» INSTRUCTIONS FOR THE TASK
Return all lines from the listing below in which the string "YEAR" occurs.

» Stored items
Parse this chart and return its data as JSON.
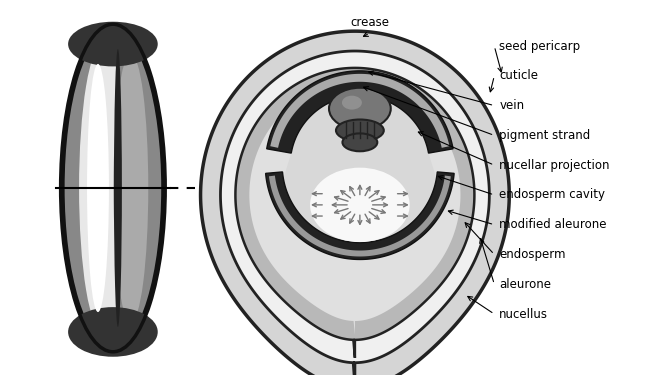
{
  "bg_color": "#ffffff",
  "labels": [
    "seed pericarp",
    "cuticle",
    "vein",
    "pigment strand",
    "nucellar projection",
    "endosperm cavity",
    "modified aleurone",
    "endosperm",
    "aleurone",
    "nucellus"
  ],
  "crease_label": "crease",
  "font_size": 8.5,
  "figsize": [
    6.64,
    3.76
  ],
  "dpi": 100
}
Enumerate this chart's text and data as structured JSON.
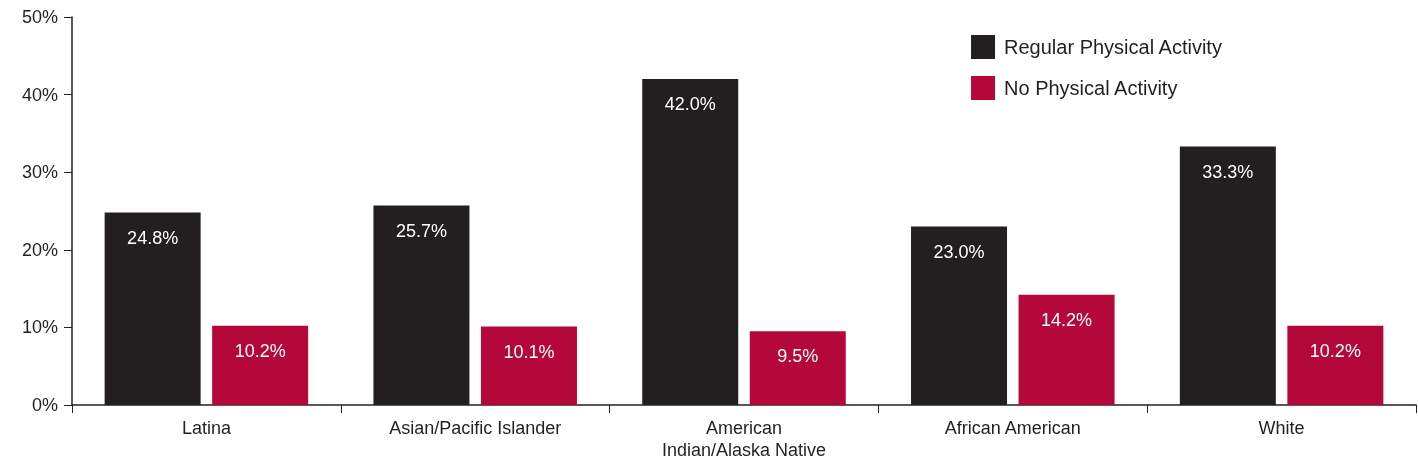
{
  "chart_data": {
    "type": "bar",
    "categories": [
      "Latina",
      "Asian/Pacific Islander",
      "American\nIndian/Alaska Native",
      "African American",
      "White"
    ],
    "series": [
      {
        "name": "Regular Physical Activity",
        "color": "#231f20",
        "values": [
          24.8,
          25.7,
          42.0,
          23.0,
          33.3
        ],
        "value_labels": [
          "24.8%",
          "25.7%",
          "42.0%",
          "23.0%",
          "33.3%"
        ]
      },
      {
        "name": "No Physical Activity",
        "color": "#b5083a",
        "values": [
          10.2,
          10.1,
          9.5,
          14.2,
          10.2
        ],
        "value_labels": [
          "10.2%",
          "10.1%",
          "9.5%",
          "14.2%",
          "10.2%"
        ]
      }
    ],
    "ylim": [
      0,
      50
    ],
    "yticks": [
      {
        "value": 0,
        "label": "0%"
      },
      {
        "value": 10,
        "label": "10%"
      },
      {
        "value": 20,
        "label": "20%"
      },
      {
        "value": 30,
        "label": "30%"
      },
      {
        "value": 40,
        "label": "40%"
      },
      {
        "value": 50,
        "label": "50%"
      }
    ],
    "grid": false,
    "legend": "top right"
  }
}
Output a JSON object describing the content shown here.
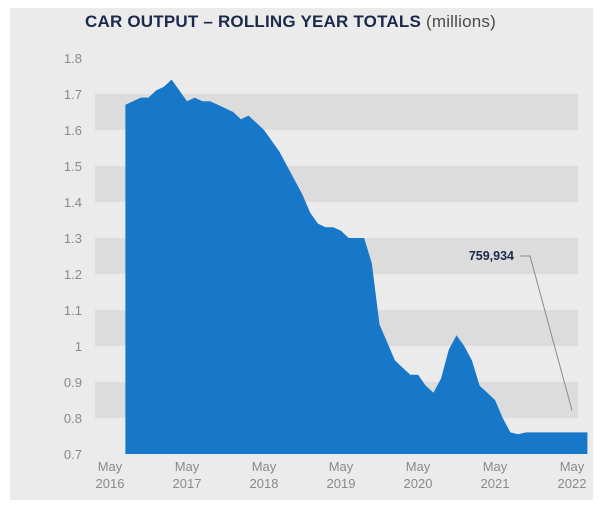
{
  "title": "CAR OUTPUT – ROLLING YEAR TOTALS",
  "title_unit": "(millions)",
  "colors": {
    "background": "#ebebeb",
    "band": "#dcdcdc",
    "fill": "#1777c9",
    "text": "#1b2a4a",
    "tick": "#8a8a8a"
  },
  "chart_data": {
    "type": "area",
    "title": "CAR OUTPUT – ROLLING YEAR TOTALS (millions)",
    "xlabel": "",
    "ylabel": "",
    "ylim": [
      0.7,
      1.8
    ],
    "yticks": [
      "1.8",
      "1.7",
      "1.6",
      "1.5",
      "1.4",
      "1.3",
      "1.2",
      "1.1",
      "1",
      "0.9",
      "0.8",
      "0.7"
    ],
    "xticks": [
      {
        "line1": "May",
        "line2": "2016"
      },
      {
        "line1": "May",
        "line2": "2017"
      },
      {
        "line1": "May",
        "line2": "2018"
      },
      {
        "line1": "May",
        "line2": "2019"
      },
      {
        "line1": "May",
        "line2": "2020"
      },
      {
        "line1": "May",
        "line2": "2021"
      },
      {
        "line1": "May",
        "line2": "2022"
      }
    ],
    "x_range": [
      2016.0,
      2022.0
    ],
    "grid": "alternating horizontal bands",
    "series": [
      {
        "x": [
          2016.2,
          2016.3,
          2016.4,
          2016.5,
          2016.6,
          2016.7,
          2016.8,
          2016.9,
          2017.0,
          2017.1,
          2017.2,
          2017.3,
          2017.4,
          2017.5,
          2017.6,
          2017.7,
          2017.8,
          2017.9,
          2018.0,
          2018.1,
          2018.2,
          2018.3,
          2018.4,
          2018.5,
          2018.6,
          2018.7,
          2018.8,
          2018.9,
          2019.0,
          2019.1,
          2019.2,
          2019.3,
          2019.4,
          2019.5,
          2019.6,
          2019.7,
          2019.8,
          2019.9,
          2020.0,
          2020.1,
          2020.2,
          2020.3,
          2020.4,
          2020.5,
          2020.6,
          2020.7,
          2020.8,
          2020.9,
          2021.0,
          2021.1,
          2021.2,
          2021.3,
          2021.4,
          2021.5,
          2021.6,
          2021.7,
          2021.8,
          2021.9,
          2022.0,
          2022.1,
          2022.2
        ],
        "values": [
          1.67,
          1.68,
          1.69,
          1.69,
          1.71,
          1.72,
          1.74,
          1.71,
          1.68,
          1.69,
          1.68,
          1.68,
          1.67,
          1.66,
          1.65,
          1.63,
          1.64,
          1.62,
          1.6,
          1.57,
          1.54,
          1.5,
          1.46,
          1.42,
          1.37,
          1.34,
          1.33,
          1.33,
          1.32,
          1.3,
          1.3,
          1.3,
          1.23,
          1.06,
          1.01,
          0.96,
          0.94,
          0.92,
          0.92,
          0.89,
          0.87,
          0.91,
          0.99,
          1.03,
          1.0,
          0.96,
          0.89,
          0.87,
          0.85,
          0.8,
          0.76,
          0.755,
          0.76,
          0.76,
          0.76,
          0.76,
          0.76,
          0.76,
          0.76,
          0.76,
          0.76
        ]
      }
    ],
    "annotations": [
      {
        "text": "759,934",
        "x": 2022.0,
        "y": 0.76
      }
    ]
  }
}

» RESPONSE TO THE EXERCISE
  "title": "CAR OUTPUT – ROLLING YEAR TOTALS",
    "title": "CAR OUTPUT – ROLLING YEAR TOTALS (millions)",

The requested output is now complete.